## [Aim]
Write out each line of the material again, word for word.

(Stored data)
================

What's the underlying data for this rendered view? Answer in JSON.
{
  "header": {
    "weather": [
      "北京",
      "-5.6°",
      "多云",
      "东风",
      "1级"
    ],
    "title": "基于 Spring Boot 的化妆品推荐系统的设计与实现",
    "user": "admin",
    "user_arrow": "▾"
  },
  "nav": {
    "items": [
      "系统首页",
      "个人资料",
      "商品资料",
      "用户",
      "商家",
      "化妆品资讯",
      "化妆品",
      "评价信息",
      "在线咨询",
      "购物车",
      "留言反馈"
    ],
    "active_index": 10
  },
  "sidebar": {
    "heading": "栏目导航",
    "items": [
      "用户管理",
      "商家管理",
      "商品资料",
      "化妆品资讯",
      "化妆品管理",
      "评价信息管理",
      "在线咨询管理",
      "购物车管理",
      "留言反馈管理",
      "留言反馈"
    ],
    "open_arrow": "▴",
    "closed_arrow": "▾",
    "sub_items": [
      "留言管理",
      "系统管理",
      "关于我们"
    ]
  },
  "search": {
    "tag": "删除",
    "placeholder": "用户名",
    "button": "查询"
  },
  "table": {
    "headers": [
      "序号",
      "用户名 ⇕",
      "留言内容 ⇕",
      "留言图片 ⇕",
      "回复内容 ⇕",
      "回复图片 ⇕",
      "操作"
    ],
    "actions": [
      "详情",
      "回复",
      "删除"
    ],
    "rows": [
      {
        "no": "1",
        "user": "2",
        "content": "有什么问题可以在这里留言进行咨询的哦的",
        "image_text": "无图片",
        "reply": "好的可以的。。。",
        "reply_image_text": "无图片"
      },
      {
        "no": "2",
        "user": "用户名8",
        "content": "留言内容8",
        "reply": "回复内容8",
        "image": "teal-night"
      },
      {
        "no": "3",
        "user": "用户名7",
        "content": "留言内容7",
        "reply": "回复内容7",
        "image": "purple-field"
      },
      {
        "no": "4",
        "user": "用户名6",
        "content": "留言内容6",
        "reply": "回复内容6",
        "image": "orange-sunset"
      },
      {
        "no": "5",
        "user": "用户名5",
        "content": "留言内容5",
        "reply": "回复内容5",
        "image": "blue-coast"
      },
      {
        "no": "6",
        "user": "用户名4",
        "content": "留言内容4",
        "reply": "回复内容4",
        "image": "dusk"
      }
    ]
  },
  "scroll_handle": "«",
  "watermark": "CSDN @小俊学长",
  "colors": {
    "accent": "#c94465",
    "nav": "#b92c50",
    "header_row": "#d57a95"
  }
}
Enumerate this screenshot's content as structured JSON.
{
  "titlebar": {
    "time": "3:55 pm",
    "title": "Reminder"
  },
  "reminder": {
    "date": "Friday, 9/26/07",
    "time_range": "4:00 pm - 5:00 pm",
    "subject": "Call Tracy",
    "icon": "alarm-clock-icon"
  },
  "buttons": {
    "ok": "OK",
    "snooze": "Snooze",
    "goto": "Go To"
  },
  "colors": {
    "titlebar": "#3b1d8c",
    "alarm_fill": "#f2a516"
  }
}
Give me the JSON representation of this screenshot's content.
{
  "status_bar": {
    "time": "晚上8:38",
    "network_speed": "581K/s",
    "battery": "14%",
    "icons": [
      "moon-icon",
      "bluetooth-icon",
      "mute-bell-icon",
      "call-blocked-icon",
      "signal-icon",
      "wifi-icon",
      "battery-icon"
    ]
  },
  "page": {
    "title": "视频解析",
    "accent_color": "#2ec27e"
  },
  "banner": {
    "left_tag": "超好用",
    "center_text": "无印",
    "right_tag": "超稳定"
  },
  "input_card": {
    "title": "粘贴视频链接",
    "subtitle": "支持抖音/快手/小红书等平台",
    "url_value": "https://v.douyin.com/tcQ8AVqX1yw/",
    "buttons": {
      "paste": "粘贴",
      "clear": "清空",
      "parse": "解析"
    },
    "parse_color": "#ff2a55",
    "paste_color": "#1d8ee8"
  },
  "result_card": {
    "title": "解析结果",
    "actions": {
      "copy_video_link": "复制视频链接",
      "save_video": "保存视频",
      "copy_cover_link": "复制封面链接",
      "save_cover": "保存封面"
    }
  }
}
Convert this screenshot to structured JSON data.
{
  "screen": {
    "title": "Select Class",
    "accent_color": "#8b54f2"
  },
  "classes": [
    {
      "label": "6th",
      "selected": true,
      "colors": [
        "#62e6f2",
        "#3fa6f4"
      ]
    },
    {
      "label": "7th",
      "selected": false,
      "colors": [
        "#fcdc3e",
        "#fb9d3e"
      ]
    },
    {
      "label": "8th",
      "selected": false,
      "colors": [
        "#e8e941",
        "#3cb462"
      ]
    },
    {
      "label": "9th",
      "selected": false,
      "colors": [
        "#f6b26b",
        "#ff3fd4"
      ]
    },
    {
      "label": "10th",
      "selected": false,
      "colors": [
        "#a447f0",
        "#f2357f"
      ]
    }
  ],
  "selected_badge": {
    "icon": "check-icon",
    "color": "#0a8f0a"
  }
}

================

## [Exercise response]
What's the underlying data for this rendered view? Answer in JSON.
{
  "header": {
    "weather": [
      "北京",
      "-5.6°",
      "多云",
      "东风",
      "1级"
    ],
    "title": "基于 Spring Boot 的化妆品推荐系统的设计与实现",
    "user": "admin",
    "user_arrow": "▾"
  },
  "nav": {
    "items": [
      "系统首页",
      "个人资料",
      "商品资料",
      "用户",
      "商家",
      "化妆品资讯",
      "化妆品",
      "评价信息",
      "在线咨询",
      "购物车",
      "留言反馈"
    ],
    "active_index": 10
  },
  "sidebar": {
    "heading": "栏目导航",
    "items": [
      "用户管理",
      "商家管理",
      "商品资料",
      "化妆品资讯",
      "化妆品管理",
      "评价信息管理",
      "在线咨询管理",
      "购物车管理",
      "留言反馈管理",
      "留言反馈"
    ],
    "open_arrow": "▴",
    "closed_arrow": "▾",
    "sub_items": [
      "留言管理",
      "系统管理",
      "关于我们"
    ]
  },
  "search": {
    "tag": "删除",
    "placeholder": "用户名",
    "button": "查询"
  },
  "table": {
    "headers": [
      "序号",
      "用户名 ⇕",
      "留言内容 ⇕",
      "留言图片 ⇕",
      "回复内容 ⇕",
      "回复图片 ⇕",
      "操作"
    ],
    "actions": [
      "详情",
      "回复",
      "删除"
    ],
    "rows": [
      {
        "no": "1",
        "user": "2",
        "content": "有什么问题可以在这里留言进行咨询的哦的",
        "image_text": "无图片",
        "reply": "好的可以的。。。",
        "reply_image_text": "无图片"
      },
      {
        "no": "2",
        "user": "用户名8",
        "content": "留言内容8",
        "reply": "回复内容8",
        "image": "teal-night"
      },
      {
        "no": "3",
        "user": "用户名7",
        "content": "留言内容7",
        "reply": "回复内容7",
        "image": "purple-field"
      },
      {
        "no": "4",
        "user": "用户名6",
        "content": "留言内容6",
        "reply": "回复内容6",
        "image": "orange-sunset"
      },
      {
        "no": "5",
        "user": "用户名5",
        "content": "留言内容5",
        "reply": "回复内容5",
        "image": "blue-coast"
      },
      {
        "no": "6",
        "user": "用户名4",
        "content": "留言内容4",
        "reply": "回复内容4",
        "image": "dusk"
      }
    ]
  },
  "scroll_handle": "«",
  "watermark": "CSDN @小俊学长",
  "colors": {
    "accent": "#c94465",
    "nav": "#b92c50",
    "header_row": "#d57a95"
  }
}
Enumerate this screenshot's content as structured JSON.
{
  "titlebar": {
    "time": "3:55 pm",
    "title": "Reminder"
  },
  "reminder": {
    "date": "Friday, 9/26/07",
    "time_range": "4:00 pm - 5:00 pm",
    "subject": "Call Tracy",
    "icon": "alarm-clock-icon"
  },
  "buttons": {
    "ok": "OK",
    "snooze": "Snooze",
    "goto": "Go To"
  },
  "colors": {
    "titlebar": "#3b1d8c",
    "alarm_fill": "#f2a516"
  }
}
Give me the JSON representation of this screenshot's content.
{
  "status_bar": {
    "time": "晚上8:38",
    "network_speed": "581K/s",
    "battery": "14%",
    "icons": [
      "moon-icon",
      "bluetooth-icon",
      "mute-bell-icon",
      "call-blocked-icon",
      "signal-icon",
      "wifi-icon",
      "battery-icon"
    ]
  },
  "page": {
    "title": "视频解析",
    "accent_color": "#2ec27e"
  },
  "banner": {
    "left_tag": "超好用",
    "center_text": "无印",
    "right_tag": "超稳定"
  },
  "input_card": {
    "title": "粘贴视频链接",
    "subtitle": "支持抖音/快手/小红书等平台",
    "url_value": "https://v.douyin.com/tcQ8AVqX1yw/",
    "buttons": {
      "paste": "粘贴",
      "clear": "清空",
      "parse": "解析"
    },
    "parse_color": "#ff2a55",
    "paste_color": "#1d8ee8"
  },
  "result_card": {
    "title": "解析结果",
    "actions": {
      "copy_video_link": "复制视频链接",
      "save_video": "保存视频",
      "copy_cover_link": "复制封面链接",
      "save_cover": "保存封面"
    }
  }
}
Convert this screenshot to structured JSON data.
{
  "screen": {
    "title": "Select Class",
    "accent_color": "#8b54f2"
  },
  "classes": [
    {
      "label": "6th",
      "selected": true,
      "colors": [
        "#62e6f2",
        "#3fa6f4"
      ]
    },
    {
      "label": "7th",
      "selected": false,
      "colors": [
        "#fcdc3e",
        "#fb9d3e"
      ]
    },
    {
      "label": "8th",
      "selected": false,
      "colors": [
        "#e8e941",
        "#3cb462"
      ]
    },
    {
      "label": "9th",
      "selected": false,
      "colors": [
        "#f6b26b",
        "#ff3fd4"
      ]
    },
    {
      "label": "10th",
      "selected": false,
      "colors": [
        "#a447f0",
        "#f2357f"
      ]
    }
  ],
  "selected_badge": {
    "icon": "check-icon",
    "color": "#0a8f0a"
  }
}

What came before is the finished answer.